Begin Listed entries
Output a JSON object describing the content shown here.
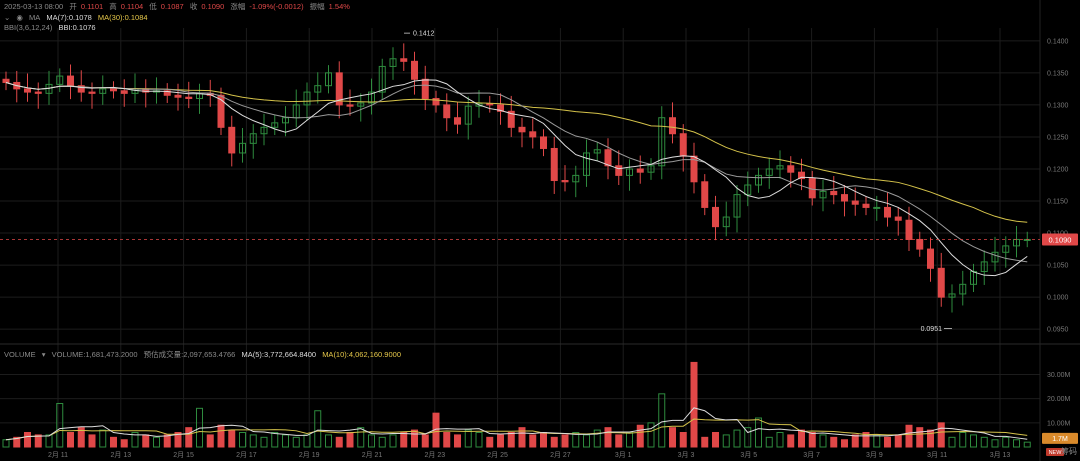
{
  "header": {
    "datetime": "2025-03-13 08:00",
    "open_label": "开",
    "open": "0.1101",
    "high_label": "高",
    "high": "0.1104",
    "low_label": "低",
    "low": "0.1087",
    "close_label": "收",
    "close": "0.1090",
    "change_label": "涨幅",
    "change": "-1.09%(-0.0012)",
    "amp_label": "振幅",
    "amp": "1.54%",
    "ma_label": "MA",
    "ma7": "MA(7):0.1078",
    "ma30": "MA(30):0.1084",
    "bbi_label": "BBI(3,6,12,24)",
    "bbi": "BBI:0.1076"
  },
  "volume_header": {
    "label": "VOLUME",
    "volume": "VOLUME:1,681,473.2000",
    "est": "预估成交量:2,097,653.4766",
    "ma5": "MA(5):3,772,664.8400",
    "ma10": "MA(10):4,062,160.9000"
  },
  "colors": {
    "up": "#2e8b3e",
    "down": "#e04848",
    "white": "#dddddd",
    "yellow": "#d4c24a",
    "grid": "#1c1c1c",
    "axis": "#777777"
  },
  "icons": [
    "eye-icon",
    "dropdown-icon",
    "settings-icon",
    "fullscreen-icon"
  ],
  "side_labels": {
    "bottom_right": "筹",
    "bottom_right2": "码",
    "new_badge": "NEW"
  },
  "chart_data": [
    {
      "type": "candlestick",
      "ylim": [
        0.093,
        0.142
      ],
      "y_ticks": [
        "0.1400",
        "0.1350",
        "0.1300",
        "0.1250",
        "0.1200",
        "0.1150",
        "0.1100",
        "0.1050",
        "0.1000",
        "0.0950"
      ],
      "x_ticks": [
        "2月 11",
        "2月 13",
        "2月 15",
        "2月 17",
        "2月 19",
        "2月 21",
        "2月 23",
        "2月 25",
        "2月 27",
        "3月 1",
        "3月 3",
        "3月 5",
        "3月 7",
        "3月 9",
        "3月 11",
        "3月 13"
      ],
      "last_price": "0.1090",
      "annotations": {
        "high": "0.1412",
        "low": "0.0951"
      },
      "series": [
        {
          "name": "MA(7)",
          "color": "#dddddd"
        },
        {
          "name": "MA(30)",
          "color": "#d4c24a"
        },
        {
          "name": "BBI",
          "color": "#bbbbbb"
        }
      ],
      "close_path": [
        0.1335,
        0.1325,
        0.132,
        0.1318,
        0.1332,
        0.1345,
        0.133,
        0.132,
        0.1318,
        0.1325,
        0.1322,
        0.1318,
        0.1325,
        0.132,
        0.1322,
        0.1315,
        0.1312,
        0.131,
        0.1318,
        0.1315,
        0.1265,
        0.1225,
        0.124,
        0.1255,
        0.1265,
        0.1272,
        0.128,
        0.13,
        0.132,
        0.133,
        0.135,
        0.13,
        0.1298,
        0.1303,
        0.132,
        0.136,
        0.1372,
        0.1368,
        0.134,
        0.131,
        0.13,
        0.128,
        0.127,
        0.1298,
        0.1302,
        0.13,
        0.129,
        0.1265,
        0.1258,
        0.125,
        0.1232,
        0.1182,
        0.118,
        0.119,
        0.1225,
        0.123,
        0.1205,
        0.119,
        0.12,
        0.1195,
        0.1205,
        0.128,
        0.1255,
        0.122,
        0.118,
        0.114,
        0.111,
        0.1125,
        0.116,
        0.1175,
        0.119,
        0.12,
        0.1205,
        0.1195,
        0.1185,
        0.1155,
        0.1165,
        0.116,
        0.115,
        0.1145,
        0.114,
        0.114,
        0.1125,
        0.112,
        0.109,
        0.1075,
        0.1045,
        0.1,
        0.1005,
        0.102,
        0.104,
        0.1055,
        0.107,
        0.108,
        0.109,
        0.109
      ],
      "volume": {
        "ylim": [
          0,
          36000000
        ],
        "y_ticks": [
          "30.00M",
          "20.00M",
          "10.00M"
        ],
        "last_volume": "1.7M",
        "bars_m": [
          3,
          4,
          6,
          5,
          5,
          4,
          6,
          8,
          5,
          7,
          4,
          3,
          6,
          5,
          4,
          5,
          6,
          8,
          6,
          5,
          9,
          7,
          6,
          5,
          4,
          6,
          5,
          4,
          5,
          6,
          5,
          4,
          6,
          8,
          5,
          4,
          5,
          6,
          7,
          5,
          4,
          6,
          5,
          7,
          6,
          4,
          5,
          6,
          8,
          5,
          6,
          4,
          5,
          6,
          5,
          7,
          8,
          5,
          6,
          9,
          10,
          7,
          8,
          6,
          5,
          4,
          6,
          5,
          7,
          8,
          5,
          4,
          6,
          5,
          7,
          6,
          5,
          4,
          3,
          5,
          6,
          5,
          4,
          5,
          6,
          8,
          7,
          5,
          4,
          6,
          5,
          4,
          3,
          4,
          3,
          2
        ],
        "spikes_m": {
          "5": 18,
          "18": 16,
          "29": 15,
          "40": 14,
          "61": 22,
          "64": 35,
          "70": 12,
          "84": 9,
          "87": 10
        }
      }
    }
  ]
}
End Listed entries
▸ **Objective**
An exact transcription of all the entries is required, without the pictures.

▸ **Response for this exercise**
Output a JSON object describing the content shown here.
{
  "header": {
    "datetime": "2025-03-13 08:00",
    "open_label": "开",
    "open": "0.1101",
    "high_label": "高",
    "high": "0.1104",
    "low_label": "低",
    "low": "0.1087",
    "close_label": "收",
    "close": "0.1090",
    "change_label": "涨幅",
    "change": "-1.09%(-0.0012)",
    "amp_label": "振幅",
    "amp": "1.54%",
    "ma_label": "MA",
    "ma7": "MA(7):0.1078",
    "ma30": "MA(30):0.1084",
    "bbi_label": "BBI(3,6,12,24)",
    "bbi": "BBI:0.1076"
  },
  "volume_header": {
    "label": "VOLUME",
    "volume": "VOLUME:1,681,473.2000",
    "est": "预估成交量:2,097,653.4766",
    "ma5": "MA(5):3,772,664.8400",
    "ma10": "MA(10):4,062,160.9000"
  },
  "colors": {
    "up": "#2e8b3e",
    "down": "#e04848",
    "white": "#dddddd",
    "yellow": "#d4c24a",
    "grid": "#1c1c1c",
    "axis": "#777777"
  },
  "icons": [
    "eye-icon",
    "dropdown-icon",
    "settings-icon",
    "fullscreen-icon"
  ],
  "side_labels": {
    "bottom_right": "筹",
    "bottom_right2": "码",
    "new_badge": "NEW"
  },
  "chart_data": [
    {
      "type": "candlestick",
      "ylim": [
        0.093,
        0.142
      ],
      "y_ticks": [
        "0.1400",
        "0.1350",
        "0.1300",
        "0.1250",
        "0.1200",
        "0.1150",
        "0.1100",
        "0.1050",
        "0.1000",
        "0.0950"
      ],
      "x_ticks": [
        "2月 11",
        "2月 13",
        "2月 15",
        "2月 17",
        "2月 19",
        "2月 21",
        "2月 23",
        "2月 25",
        "2月 27",
        "3月 1",
        "3月 3",
        "3月 5",
        "3月 7",
        "3月 9",
        "3月 11",
        "3月 13"
      ],
      "last_price": "0.1090",
      "annotations": {
        "high": "0.1412",
        "low": "0.0951"
      },
      "series": [
        {
          "name": "MA(7)",
          "color": "#dddddd"
        },
        {
          "name": "MA(30)",
          "color": "#d4c24a"
        },
        {
          "name": "BBI",
          "color": "#bbbbbb"
        }
      ],
      "close_path": [
        0.1335,
        0.1325,
        0.132,
        0.1318,
        0.1332,
        0.1345,
        0.133,
        0.132,
        0.1318,
        0.1325,
        0.1322,
        0.1318,
        0.1325,
        0.132,
        0.1322,
        0.1315,
        0.1312,
        0.131,
        0.1318,
        0.1315,
        0.1265,
        0.1225,
        0.124,
        0.1255,
        0.1265,
        0.1272,
        0.128,
        0.13,
        0.132,
        0.133,
        0.135,
        0.13,
        0.1298,
        0.1303,
        0.132,
        0.136,
        0.1372,
        0.1368,
        0.134,
        0.131,
        0.13,
        0.128,
        0.127,
        0.1298,
        0.1302,
        0.13,
        0.129,
        0.1265,
        0.1258,
        0.125,
        0.1232,
        0.1182,
        0.118,
        0.119,
        0.1225,
        0.123,
        0.1205,
        0.119,
        0.12,
        0.1195,
        0.1205,
        0.128,
        0.1255,
        0.122,
        0.118,
        0.114,
        0.111,
        0.1125,
        0.116,
        0.1175,
        0.119,
        0.12,
        0.1205,
        0.1195,
        0.1185,
        0.1155,
        0.1165,
        0.116,
        0.115,
        0.1145,
        0.114,
        0.114,
        0.1125,
        0.112,
        0.109,
        0.1075,
        0.1045,
        0.1,
        0.1005,
        0.102,
        0.104,
        0.1055,
        0.107,
        0.108,
        0.109,
        0.109
      ],
      "volume": {
        "ylim": [
          0,
          36000000
        ],
        "y_ticks": [
          "30.00M",
          "20.00M",
          "10.00M"
        ],
        "last_volume": "1.7M",
        "bars_m": [
          3,
          4,
          6,
          5,
          5,
          4,
          6,
          8,
          5,
          7,
          4,
          3,
          6,
          5,
          4,
          5,
          6,
          8,
          6,
          5,
          9,
          7,
          6,
          5,
          4,
          6,
          5,
          4,
          5,
          6,
          5,
          4,
          6,
          8,
          5,
          4,
          5,
          6,
          7,
          5,
          4,
          6,
          5,
          7,
          6,
          4,
          5,
          6,
          8,
          5,
          6,
          4,
          5,
          6,
          5,
          7,
          8,
          5,
          6,
          9,
          10,
          7,
          8,
          6,
          5,
          4,
          6,
          5,
          7,
          8,
          5,
          4,
          6,
          5,
          7,
          6,
          5,
          4,
          3,
          5,
          6,
          5,
          4,
          5,
          6,
          8,
          7,
          5,
          4,
          6,
          5,
          4,
          3,
          4,
          3,
          2
        ],
        "spikes_m": {
          "5": 18,
          "18": 16,
          "29": 15,
          "40": 14,
          "61": 22,
          "64": 35,
          "70": 12,
          "84": 9,
          "87": 10
        }
      }
    }
  ]
}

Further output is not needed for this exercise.